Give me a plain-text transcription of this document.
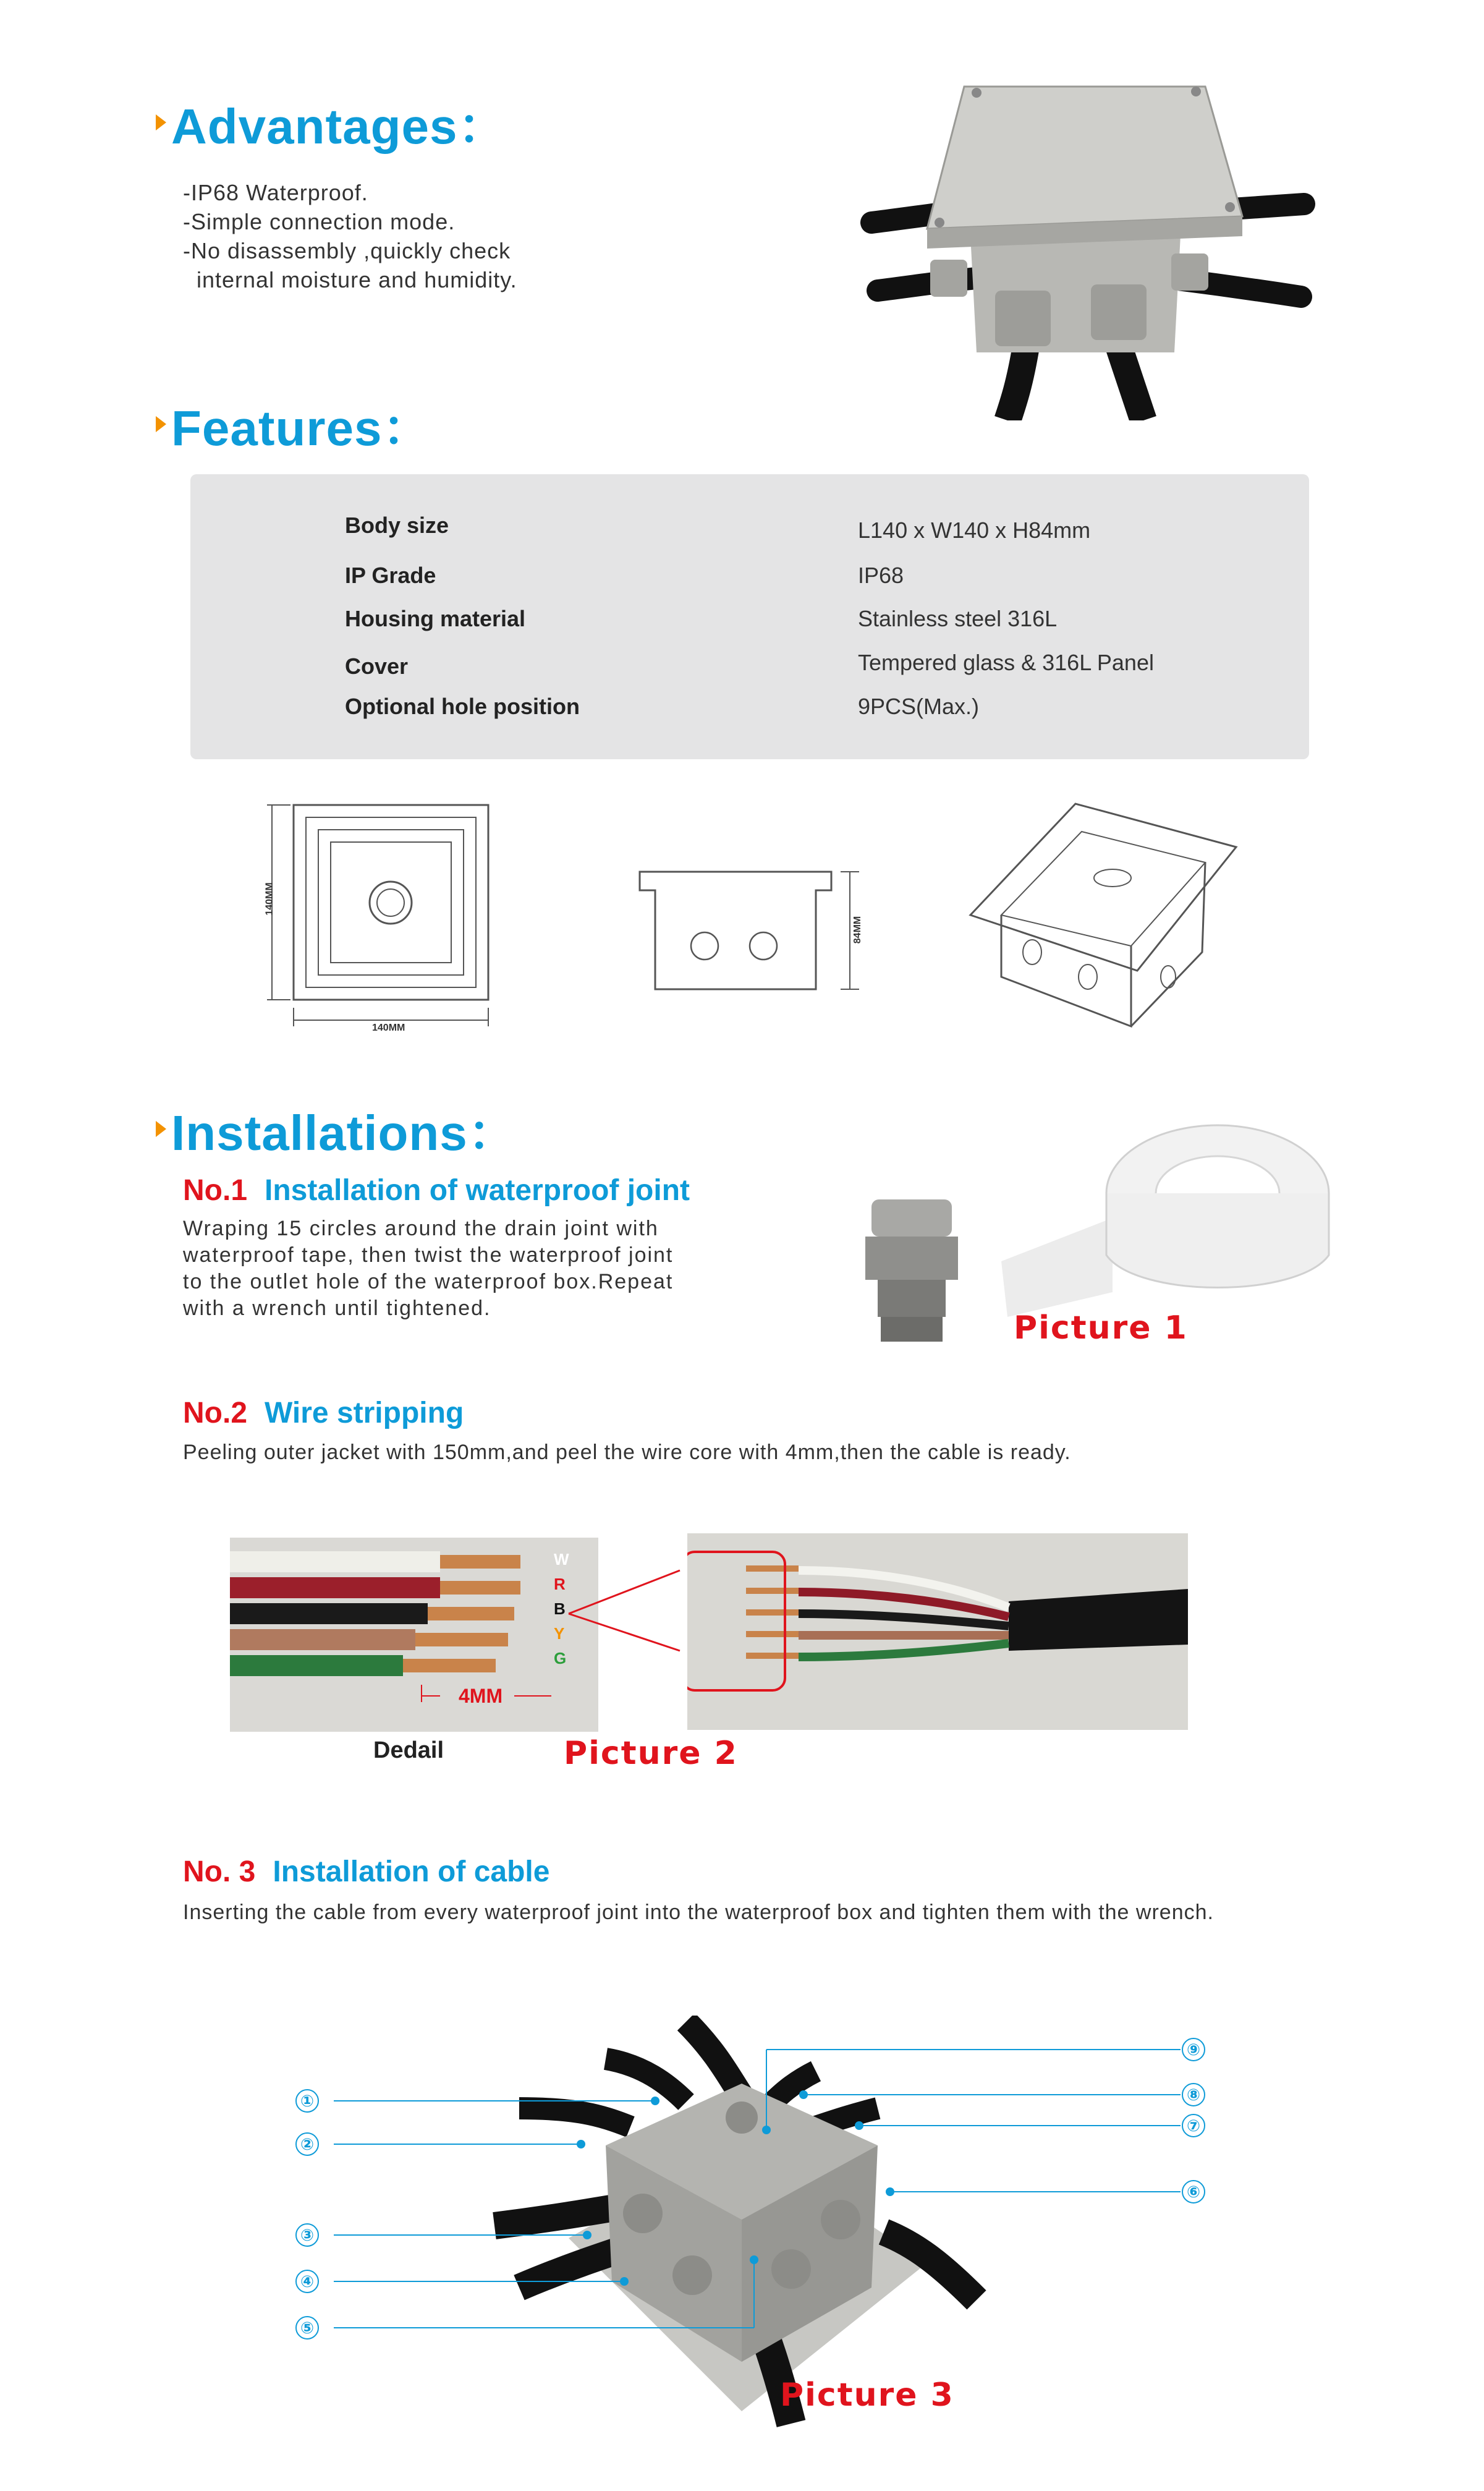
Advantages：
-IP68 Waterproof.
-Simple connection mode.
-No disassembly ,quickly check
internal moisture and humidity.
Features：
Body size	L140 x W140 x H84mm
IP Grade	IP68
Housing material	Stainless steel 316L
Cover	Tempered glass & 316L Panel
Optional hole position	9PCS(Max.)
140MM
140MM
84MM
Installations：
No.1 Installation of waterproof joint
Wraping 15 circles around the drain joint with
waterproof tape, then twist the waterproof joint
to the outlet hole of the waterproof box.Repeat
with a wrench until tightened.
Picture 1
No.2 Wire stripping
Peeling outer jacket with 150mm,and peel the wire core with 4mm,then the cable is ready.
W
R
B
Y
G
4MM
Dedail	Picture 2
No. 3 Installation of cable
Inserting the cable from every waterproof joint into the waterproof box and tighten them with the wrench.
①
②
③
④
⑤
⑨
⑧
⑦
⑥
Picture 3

● ● ● ● ● ● ●

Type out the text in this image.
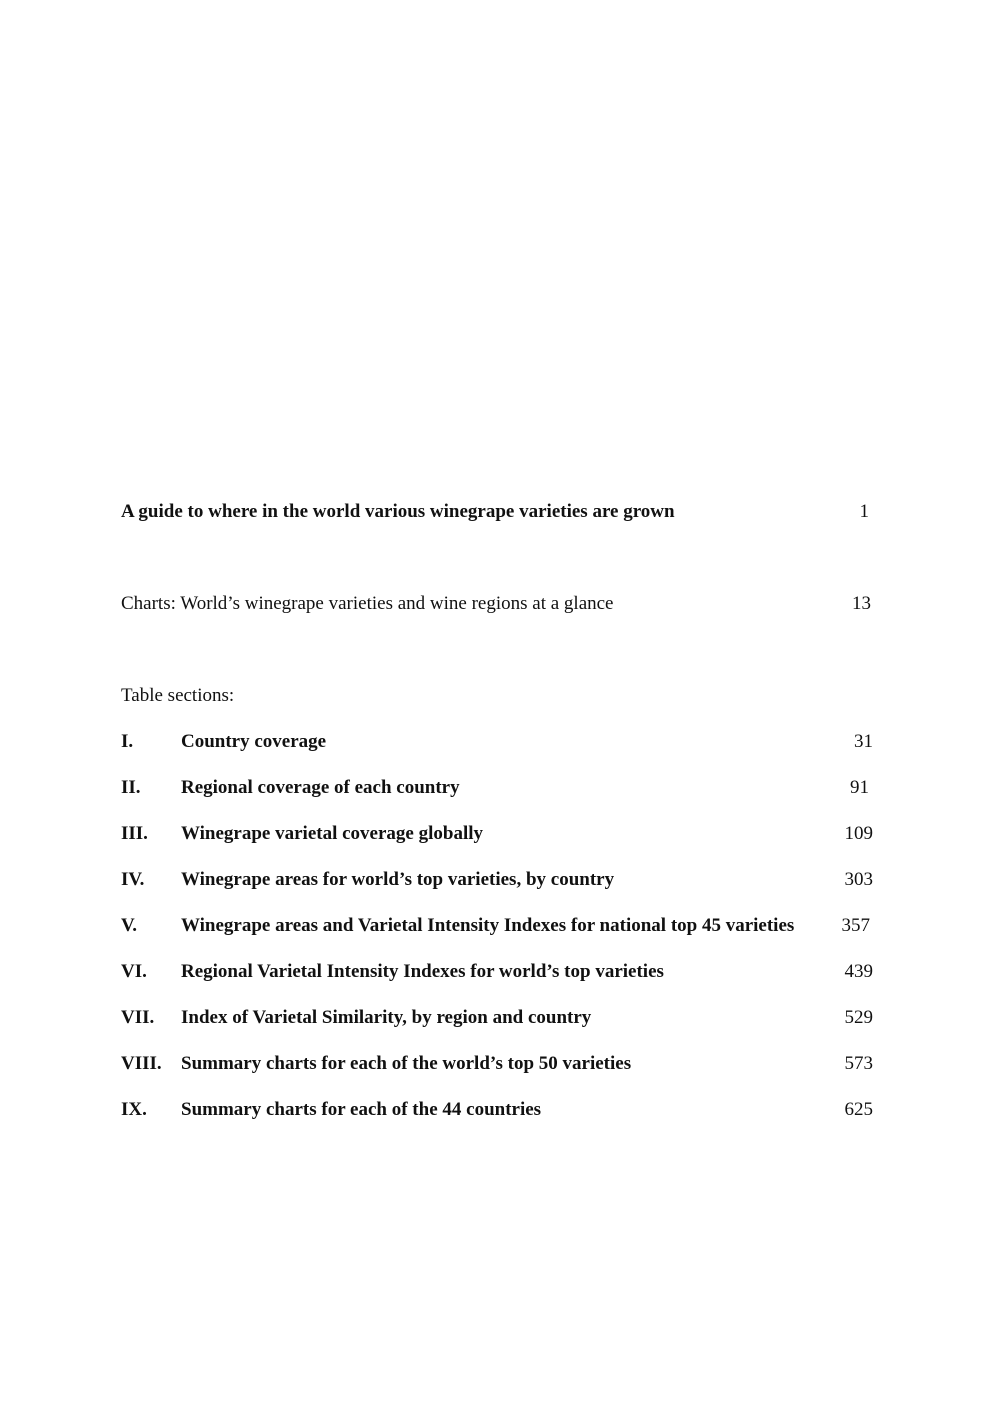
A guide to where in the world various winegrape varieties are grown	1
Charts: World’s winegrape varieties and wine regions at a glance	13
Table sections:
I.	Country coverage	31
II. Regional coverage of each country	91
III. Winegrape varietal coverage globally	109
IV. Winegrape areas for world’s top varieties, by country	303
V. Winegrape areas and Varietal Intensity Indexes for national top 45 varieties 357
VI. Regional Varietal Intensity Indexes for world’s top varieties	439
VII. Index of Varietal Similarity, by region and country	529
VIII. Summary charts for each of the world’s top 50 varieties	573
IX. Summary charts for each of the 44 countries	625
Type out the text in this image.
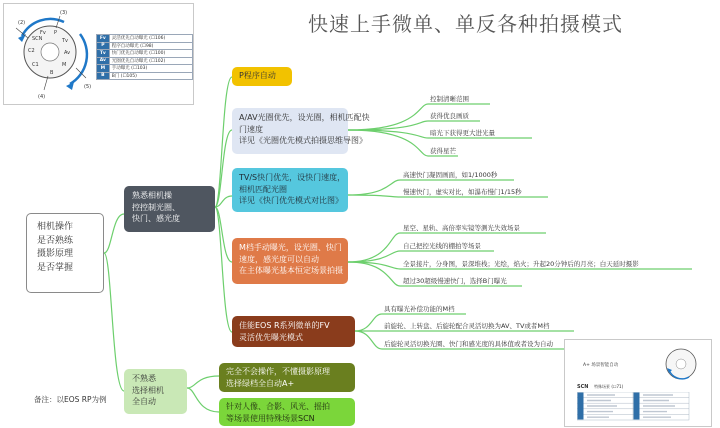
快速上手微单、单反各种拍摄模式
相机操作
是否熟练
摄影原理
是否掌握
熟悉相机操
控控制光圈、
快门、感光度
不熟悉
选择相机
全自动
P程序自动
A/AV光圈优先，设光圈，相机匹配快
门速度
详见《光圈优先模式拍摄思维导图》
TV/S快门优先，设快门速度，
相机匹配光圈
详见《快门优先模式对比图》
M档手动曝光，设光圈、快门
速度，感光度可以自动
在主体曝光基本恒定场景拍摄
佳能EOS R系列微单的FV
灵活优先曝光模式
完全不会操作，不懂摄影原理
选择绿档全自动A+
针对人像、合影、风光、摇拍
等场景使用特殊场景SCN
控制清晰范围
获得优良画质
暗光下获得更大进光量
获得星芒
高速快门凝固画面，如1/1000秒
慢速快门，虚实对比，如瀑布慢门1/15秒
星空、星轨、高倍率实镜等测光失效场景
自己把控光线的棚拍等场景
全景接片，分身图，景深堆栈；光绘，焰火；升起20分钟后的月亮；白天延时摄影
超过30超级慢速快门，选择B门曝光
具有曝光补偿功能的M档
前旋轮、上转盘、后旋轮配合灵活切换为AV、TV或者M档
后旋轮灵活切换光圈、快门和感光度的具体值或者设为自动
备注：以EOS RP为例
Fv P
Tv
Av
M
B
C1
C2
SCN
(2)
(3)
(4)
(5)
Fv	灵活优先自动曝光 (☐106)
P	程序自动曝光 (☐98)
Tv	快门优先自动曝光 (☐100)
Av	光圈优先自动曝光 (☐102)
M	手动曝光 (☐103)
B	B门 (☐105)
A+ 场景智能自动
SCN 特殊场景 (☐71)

● ● ● ● ● ● ●

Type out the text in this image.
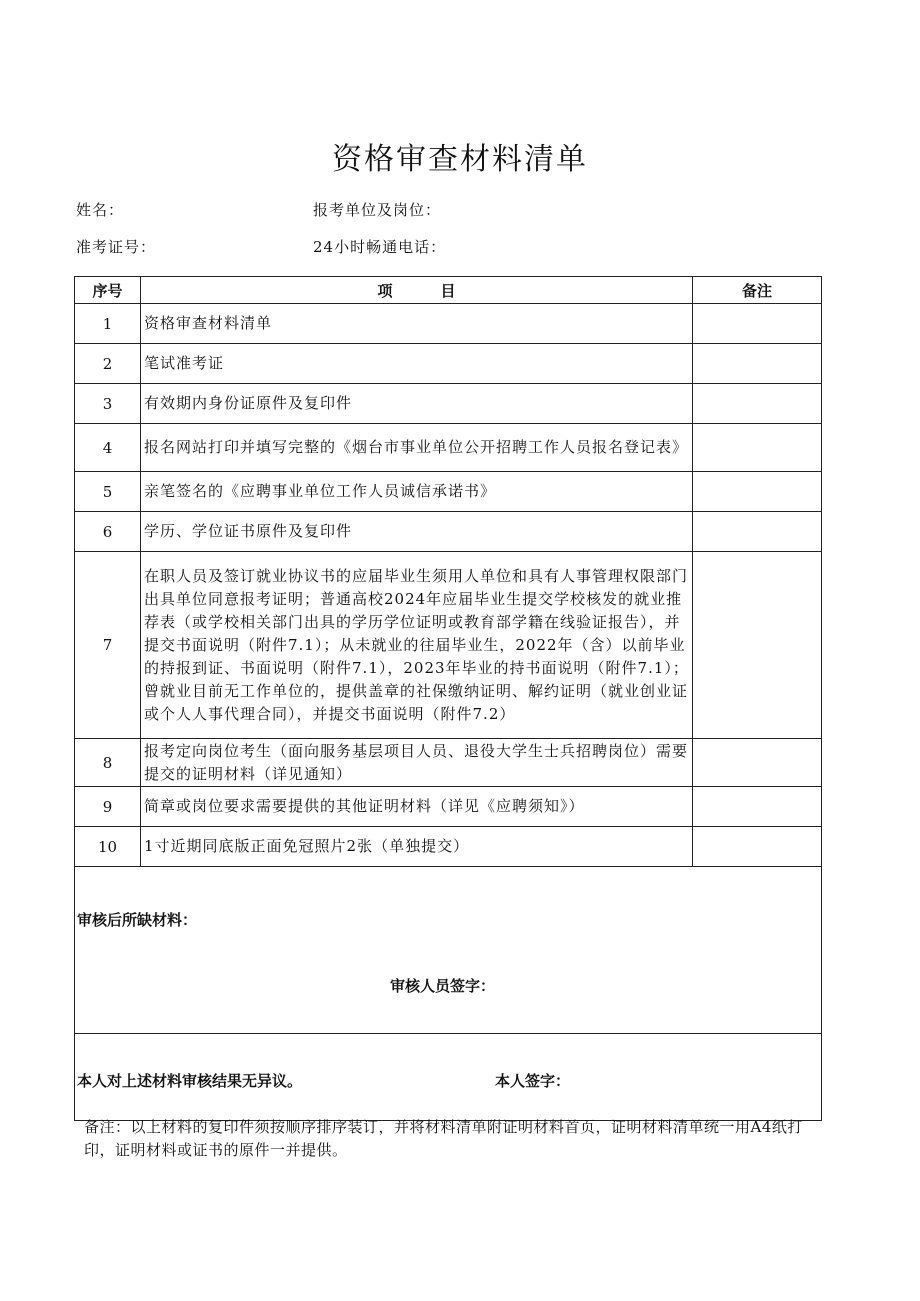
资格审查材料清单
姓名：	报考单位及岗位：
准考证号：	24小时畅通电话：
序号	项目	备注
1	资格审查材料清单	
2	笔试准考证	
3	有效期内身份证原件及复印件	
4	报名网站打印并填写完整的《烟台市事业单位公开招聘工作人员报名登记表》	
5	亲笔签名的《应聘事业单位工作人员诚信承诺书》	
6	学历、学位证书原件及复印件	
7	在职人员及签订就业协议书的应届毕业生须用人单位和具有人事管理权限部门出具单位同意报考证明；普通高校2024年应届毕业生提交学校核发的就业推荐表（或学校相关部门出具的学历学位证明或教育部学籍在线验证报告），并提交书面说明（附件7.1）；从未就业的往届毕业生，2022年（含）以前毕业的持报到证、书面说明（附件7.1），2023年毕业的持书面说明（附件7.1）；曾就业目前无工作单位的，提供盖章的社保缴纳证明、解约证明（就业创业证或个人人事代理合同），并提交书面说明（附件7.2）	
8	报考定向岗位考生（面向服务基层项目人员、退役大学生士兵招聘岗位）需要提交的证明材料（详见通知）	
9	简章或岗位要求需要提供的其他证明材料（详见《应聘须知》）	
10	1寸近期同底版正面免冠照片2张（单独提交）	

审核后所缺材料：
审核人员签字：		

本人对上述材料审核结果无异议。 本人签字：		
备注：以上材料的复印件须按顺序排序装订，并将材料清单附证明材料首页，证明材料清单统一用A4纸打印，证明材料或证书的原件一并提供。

● ● ● ● ● ● ●

▸ Written problem
Copy out each line that contains the word "coverage".

▸ The solution
I.	Country coverage	31
II. Regional coverage of each country	91
III. Winegrape varietal coverage globally	109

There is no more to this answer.